### DESCRIPTION OF THE TASK:
Print every entry, word for word, and skip the images.

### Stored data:

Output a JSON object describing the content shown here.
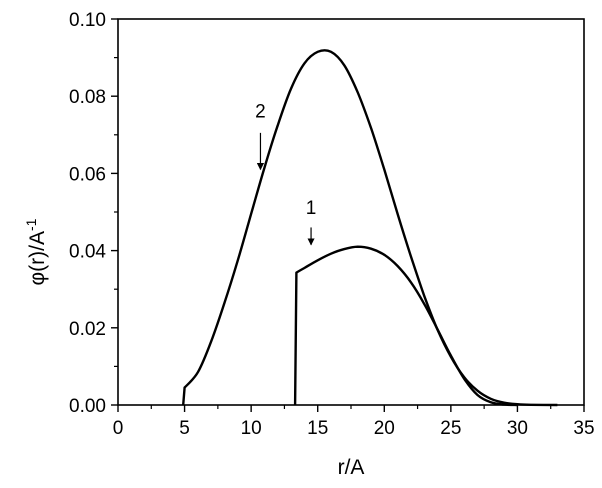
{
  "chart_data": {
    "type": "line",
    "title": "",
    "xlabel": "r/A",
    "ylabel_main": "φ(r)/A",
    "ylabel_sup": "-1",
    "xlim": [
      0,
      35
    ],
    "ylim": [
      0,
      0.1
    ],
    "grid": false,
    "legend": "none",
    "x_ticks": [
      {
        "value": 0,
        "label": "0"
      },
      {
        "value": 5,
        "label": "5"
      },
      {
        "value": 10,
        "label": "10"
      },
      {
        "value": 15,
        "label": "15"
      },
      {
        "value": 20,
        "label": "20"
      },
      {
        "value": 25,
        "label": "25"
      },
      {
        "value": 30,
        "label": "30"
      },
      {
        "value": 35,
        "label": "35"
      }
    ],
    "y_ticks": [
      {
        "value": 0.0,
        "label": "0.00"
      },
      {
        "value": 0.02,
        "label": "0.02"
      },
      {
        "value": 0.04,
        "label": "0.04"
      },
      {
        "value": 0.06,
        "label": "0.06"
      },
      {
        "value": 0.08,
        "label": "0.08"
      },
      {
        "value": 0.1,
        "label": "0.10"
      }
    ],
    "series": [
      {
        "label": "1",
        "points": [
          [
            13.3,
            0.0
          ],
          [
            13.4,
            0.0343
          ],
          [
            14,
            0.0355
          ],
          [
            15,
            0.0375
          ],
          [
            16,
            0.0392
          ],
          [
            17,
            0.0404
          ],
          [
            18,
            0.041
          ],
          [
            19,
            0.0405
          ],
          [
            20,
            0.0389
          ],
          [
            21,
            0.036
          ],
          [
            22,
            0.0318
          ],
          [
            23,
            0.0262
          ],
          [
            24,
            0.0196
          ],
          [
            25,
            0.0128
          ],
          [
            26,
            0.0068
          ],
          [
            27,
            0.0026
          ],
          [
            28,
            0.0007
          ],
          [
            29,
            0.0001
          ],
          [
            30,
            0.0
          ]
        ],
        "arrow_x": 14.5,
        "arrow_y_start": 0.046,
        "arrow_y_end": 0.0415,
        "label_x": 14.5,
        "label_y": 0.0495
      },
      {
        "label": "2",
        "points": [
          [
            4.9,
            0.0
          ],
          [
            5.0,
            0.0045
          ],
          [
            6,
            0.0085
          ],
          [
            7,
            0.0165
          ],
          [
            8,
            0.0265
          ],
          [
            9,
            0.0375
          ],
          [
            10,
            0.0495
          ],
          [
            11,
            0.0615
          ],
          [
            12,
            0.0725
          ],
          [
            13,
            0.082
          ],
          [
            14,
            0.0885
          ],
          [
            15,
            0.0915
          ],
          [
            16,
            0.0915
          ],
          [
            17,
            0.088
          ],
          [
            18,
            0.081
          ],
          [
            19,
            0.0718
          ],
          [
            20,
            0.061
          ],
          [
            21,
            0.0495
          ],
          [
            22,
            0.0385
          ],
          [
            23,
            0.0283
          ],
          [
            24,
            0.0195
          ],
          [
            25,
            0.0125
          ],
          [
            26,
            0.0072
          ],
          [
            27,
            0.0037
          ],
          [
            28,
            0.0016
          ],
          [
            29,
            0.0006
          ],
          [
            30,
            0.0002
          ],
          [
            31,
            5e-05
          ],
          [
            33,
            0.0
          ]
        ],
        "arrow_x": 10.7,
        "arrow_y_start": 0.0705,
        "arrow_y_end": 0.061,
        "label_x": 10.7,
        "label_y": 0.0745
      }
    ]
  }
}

### PROBLEM SOLUTION:
Output a JSON object describing the content shown here.
{
  "chart_data": {
    "type": "line",
    "title": "",
    "xlabel": "r/A",
    "ylabel_main": "φ(r)/A",
    "ylabel_sup": "-1",
    "xlim": [
      0,
      35
    ],
    "ylim": [
      0,
      0.1
    ],
    "grid": false,
    "legend": "none",
    "x_ticks": [
      {
        "value": 0,
        "label": "0"
      },
      {
        "value": 5,
        "label": "5"
      },
      {
        "value": 10,
        "label": "10"
      },
      {
        "value": 15,
        "label": "15"
      },
      {
        "value": 20,
        "label": "20"
      },
      {
        "value": 25,
        "label": "25"
      },
      {
        "value": 30,
        "label": "30"
      },
      {
        "value": 35,
        "label": "35"
      }
    ],
    "y_ticks": [
      {
        "value": 0.0,
        "label": "0.00"
      },
      {
        "value": 0.02,
        "label": "0.02"
      },
      {
        "value": 0.04,
        "label": "0.04"
      },
      {
        "value": 0.06,
        "label": "0.06"
      },
      {
        "value": 0.08,
        "label": "0.08"
      },
      {
        "value": 0.1,
        "label": "0.10"
      }
    ],
    "series": [
      {
        "label": "1",
        "points": [
          [
            13.3,
            0.0
          ],
          [
            13.4,
            0.0343
          ],
          [
            14,
            0.0355
          ],
          [
            15,
            0.0375
          ],
          [
            16,
            0.0392
          ],
          [
            17,
            0.0404
          ],
          [
            18,
            0.041
          ],
          [
            19,
            0.0405
          ],
          [
            20,
            0.0389
          ],
          [
            21,
            0.036
          ],
          [
            22,
            0.0318
          ],
          [
            23,
            0.0262
          ],
          [
            24,
            0.0196
          ],
          [
            25,
            0.0128
          ],
          [
            26,
            0.0068
          ],
          [
            27,
            0.0026
          ],
          [
            28,
            0.0007
          ],
          [
            29,
            0.0001
          ],
          [
            30,
            0.0
          ]
        ],
        "arrow_x": 14.5,
        "arrow_y_start": 0.046,
        "arrow_y_end": 0.0415,
        "label_x": 14.5,
        "label_y": 0.0495
      },
      {
        "label": "2",
        "points": [
          [
            4.9,
            0.0
          ],
          [
            5.0,
            0.0045
          ],
          [
            6,
            0.0085
          ],
          [
            7,
            0.0165
          ],
          [
            8,
            0.0265
          ],
          [
            9,
            0.0375
          ],
          [
            10,
            0.0495
          ],
          [
            11,
            0.0615
          ],
          [
            12,
            0.0725
          ],
          [
            13,
            0.082
          ],
          [
            14,
            0.0885
          ],
          [
            15,
            0.0915
          ],
          [
            16,
            0.0915
          ],
          [
            17,
            0.088
          ],
          [
            18,
            0.081
          ],
          [
            19,
            0.0718
          ],
          [
            20,
            0.061
          ],
          [
            21,
            0.0495
          ],
          [
            22,
            0.0385
          ],
          [
            23,
            0.0283
          ],
          [
            24,
            0.0195
          ],
          [
            25,
            0.0125
          ],
          [
            26,
            0.0072
          ],
          [
            27,
            0.0037
          ],
          [
            28,
            0.0016
          ],
          [
            29,
            0.0006
          ],
          [
            30,
            0.0002
          ],
          [
            31,
            5e-05
          ],
          [
            33,
            0.0
          ]
        ],
        "arrow_x": 10.7,
        "arrow_y_start": 0.0705,
        "arrow_y_end": 0.061,
        "label_x": 10.7,
        "label_y": 0.0745
      }
    ]
  }
}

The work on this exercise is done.